## TASK
Reproduce the listing below exactly. Pictures do not belong in the copy.

## Records from a data collection
____

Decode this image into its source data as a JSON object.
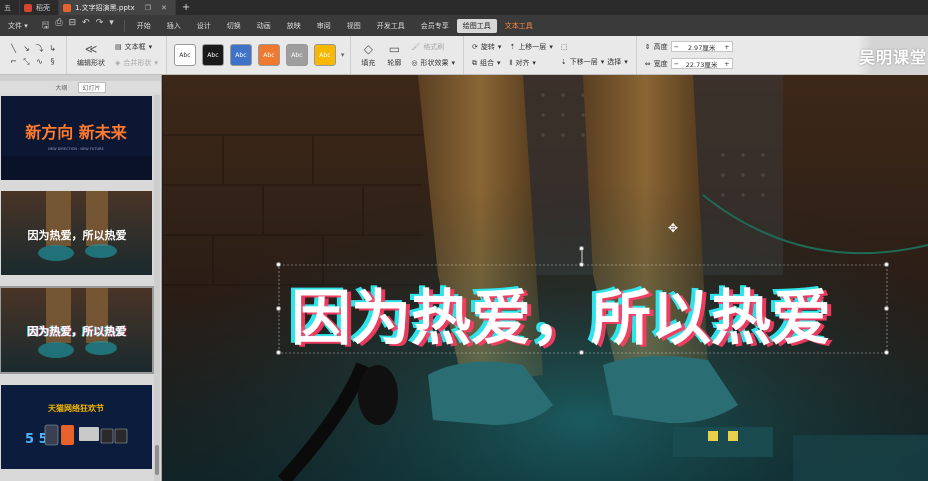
{
  "tabs": [
    {
      "label": "五",
      "icon_color": "#555555"
    },
    {
      "label": "稻壳",
      "icon_color": "#d6452f"
    },
    {
      "label": "1.文字招演黑.pptx",
      "icon_color": "#e8632c"
    }
  ],
  "menu": {
    "file": "文件",
    "items": [
      "开始",
      "插入",
      "设计",
      "切换",
      "动画",
      "放映",
      "审阅",
      "视图",
      "开发工具",
      "会员专享"
    ],
    "drawing_tools": "绘图工具",
    "text_tools": "文本工具"
  },
  "ribbon": {
    "edit_shape": "编辑形状",
    "text_box": "文本框",
    "merge_shape": "合并形状",
    "style_swatches": [
      {
        "label": "Abc",
        "bg": "#ffffff",
        "fg": "#333333"
      },
      {
        "label": "Abc",
        "bg": "#1a1a1a",
        "fg": "#ffffff"
      },
      {
        "label": "Abc",
        "bg": "#3f73c8",
        "fg": "#ffffff"
      },
      {
        "label": "Abc",
        "bg": "#ef7a2f",
        "fg": "#ffffff"
      },
      {
        "label": "Abc",
        "bg": "#9e9e9e",
        "fg": "#ffffff"
      },
      {
        "label": "Abc",
        "bg": "#f6b800",
        "fg": "#ffffff"
      }
    ],
    "fill": "填充",
    "outline": "轮廓",
    "format_painter": "格式刷",
    "shape_effects": "形状效果",
    "rotate": "旋转",
    "align": "对齐",
    "group": "组合",
    "bring_forward": "上移一层",
    "send_backward": "下移一层",
    "select": "选择",
    "height_label": "高度",
    "width_label": "宽度",
    "height_value": "2.97厘米",
    "width_value": "22.73厘米"
  },
  "brand": "吴明课堂",
  "left_panel": {
    "tab_outline": "大纲",
    "tab_slides": "幻灯片"
  },
  "slides": [
    {
      "title": "新方向 新未来",
      "subtitle": "NEW DIRECTION · NEW FUTURE"
    },
    {
      "title": "因为热爱，所以热爱"
    },
    {
      "title": "因为热爱，所以热爱"
    },
    {
      "title": "天猫网络狂欢节",
      "numbers": "5 5"
    }
  ],
  "canvas_text": "因为热爱，所以热爱",
  "colors": {
    "glitch_cyan": "#2fe3ea",
    "glitch_red": "#ff3c64",
    "accent_orange": "#ff8a3d"
  }
}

____

## TASK SOLUTION
Decode this image into its source data as a JSON object.
{
  "tabs": [
    {
      "label": "五",
      "icon_color": "#555555"
    },
    {
      "label": "稻壳",
      "icon_color": "#d6452f"
    },
    {
      "label": "1.文字招演黑.pptx",
      "icon_color": "#e8632c"
    }
  ],
  "menu": {
    "file": "文件",
    "items": [
      "开始",
      "插入",
      "设计",
      "切换",
      "动画",
      "放映",
      "审阅",
      "视图",
      "开发工具",
      "会员专享"
    ],
    "drawing_tools": "绘图工具",
    "text_tools": "文本工具"
  },
  "ribbon": {
    "edit_shape": "编辑形状",
    "text_box": "文本框",
    "merge_shape": "合并形状",
    "style_swatches": [
      {
        "label": "Abc",
        "bg": "#ffffff",
        "fg": "#333333"
      },
      {
        "label": "Abc",
        "bg": "#1a1a1a",
        "fg": "#ffffff"
      },
      {
        "label": "Abc",
        "bg": "#3f73c8",
        "fg": "#ffffff"
      },
      {
        "label": "Abc",
        "bg": "#ef7a2f",
        "fg": "#ffffff"
      },
      {
        "label": "Abc",
        "bg": "#9e9e9e",
        "fg": "#ffffff"
      },
      {
        "label": "Abc",
        "bg": "#f6b800",
        "fg": "#ffffff"
      }
    ],
    "fill": "填充",
    "outline": "轮廓",
    "format_painter": "格式刷",
    "shape_effects": "形状效果",
    "rotate": "旋转",
    "align": "对齐",
    "group": "组合",
    "bring_forward": "上移一层",
    "send_backward": "下移一层",
    "select": "选择",
    "height_label": "高度",
    "width_label": "宽度",
    "height_value": "2.97厘米",
    "width_value": "22.73厘米"
  },
  "brand": "吴明课堂",
  "left_panel": {
    "tab_outline": "大纲",
    "tab_slides": "幻灯片"
  },
  "slides": [
    {
      "title": "新方向 新未来",
      "subtitle": "NEW DIRECTION · NEW FUTURE"
    },
    {
      "title": "因为热爱，所以热爱"
    },
    {
      "title": "因为热爱，所以热爱"
    },
    {
      "title": "天猫网络狂欢节",
      "numbers": "5 5"
    }
  ],
  "canvas_text": "因为热爱，所以热爱",
  "colors": {
    "glitch_cyan": "#2fe3ea",
    "glitch_red": "#ff3c64",
    "accent_orange": "#ff8a3d"
  }
}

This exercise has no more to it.